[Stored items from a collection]
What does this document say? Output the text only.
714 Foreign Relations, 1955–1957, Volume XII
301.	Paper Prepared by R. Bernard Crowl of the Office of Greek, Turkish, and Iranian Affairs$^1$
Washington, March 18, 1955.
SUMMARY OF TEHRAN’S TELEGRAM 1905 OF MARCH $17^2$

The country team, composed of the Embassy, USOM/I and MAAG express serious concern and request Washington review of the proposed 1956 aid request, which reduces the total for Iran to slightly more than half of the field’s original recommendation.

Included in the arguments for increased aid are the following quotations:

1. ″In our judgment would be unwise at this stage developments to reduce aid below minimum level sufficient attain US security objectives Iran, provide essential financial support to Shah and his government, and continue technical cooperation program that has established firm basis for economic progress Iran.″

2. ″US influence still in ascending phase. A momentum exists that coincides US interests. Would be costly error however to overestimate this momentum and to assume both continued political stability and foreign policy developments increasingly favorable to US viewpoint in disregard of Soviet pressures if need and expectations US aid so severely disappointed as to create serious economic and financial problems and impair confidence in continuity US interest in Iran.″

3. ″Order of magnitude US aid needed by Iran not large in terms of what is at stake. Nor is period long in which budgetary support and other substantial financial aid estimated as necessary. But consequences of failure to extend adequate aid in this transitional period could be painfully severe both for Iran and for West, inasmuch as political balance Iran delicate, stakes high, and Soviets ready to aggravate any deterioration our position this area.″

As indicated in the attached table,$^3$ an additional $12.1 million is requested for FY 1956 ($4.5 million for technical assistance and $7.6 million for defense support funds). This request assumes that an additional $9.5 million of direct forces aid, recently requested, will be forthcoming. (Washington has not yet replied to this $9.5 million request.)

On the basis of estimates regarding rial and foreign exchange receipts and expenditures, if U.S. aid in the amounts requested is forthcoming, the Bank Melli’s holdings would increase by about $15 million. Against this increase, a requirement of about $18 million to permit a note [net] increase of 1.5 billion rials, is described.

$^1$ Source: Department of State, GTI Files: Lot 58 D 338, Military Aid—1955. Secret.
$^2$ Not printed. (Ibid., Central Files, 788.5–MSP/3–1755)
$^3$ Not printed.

* **EXERCISE TASK**
Restate each entry exactly, skipping none.

* **EXERCISE ANSWER**
What does this document say? Output the text only.
714 Foreign Relations, 1955–1957, Volume XII
301.	Paper Prepared by R. Bernard Crowl of the Office of Greek, Turkish, and Iranian Affairs$^1$
Washington, March 18, 1955.
SUMMARY OF TEHRAN’S TELEGRAM 1905 OF MARCH $17^2$

The country team, composed of the Embassy, USOM/I and MAAG express serious concern and request Washington review of the proposed 1956 aid request, which reduces the total for Iran to slightly more than half of the field’s original recommendation.

Included in the arguments for increased aid are the following quotations:

1. ″In our judgment would be unwise at this stage developments to reduce aid below minimum level sufficient attain US security objectives Iran, provide essential financial support to Shah and his government, and continue technical cooperation program that has established firm basis for economic progress Iran.″

2. ″US influence still in ascending phase. A momentum exists that coincides US interests. Would be costly error however to overestimate this momentum and to assume both continued political stability and foreign policy developments increasingly favorable to US viewpoint in disregard of Soviet pressures if need and expectations US aid so severely disappointed as to create serious economic and financial problems and impair confidence in continuity US interest in Iran.″

3. ″Order of magnitude US aid needed by Iran not large in terms of what is at stake. Nor is period long in which budgetary support and other substantial financial aid estimated as necessary. But consequences of failure to extend adequate aid in this transitional period could be painfully severe both for Iran and for West, inasmuch as political balance Iran delicate, stakes high, and Soviets ready to aggravate any deterioration our position this area.″

As indicated in the attached table,$^3$ an additional $12.1 million is requested for FY 1956 ($4.5 million for technical assistance and $7.6 million for defense support funds). This request assumes that an additional $9.5 million of direct forces aid, recently requested, will be forthcoming. (Washington has not yet replied to this $9.5 million request.)

On the basis of estimates regarding rial and foreign exchange receipts and expenditures, if U.S. aid in the amounts requested is forthcoming, the Bank Melli’s holdings would increase by about $15 million. Against this increase, a requirement of about $18 million to permit a note [net] increase of 1.5 billion rials, is described.

$^1$ Source: Department of State, GTI Files: Lot 58 D 338, Military Aid—1955. Secret.
$^2$ Not printed. (Ibid., Central Files, 788.5–MSP/3–1755)
$^3$ Not printed.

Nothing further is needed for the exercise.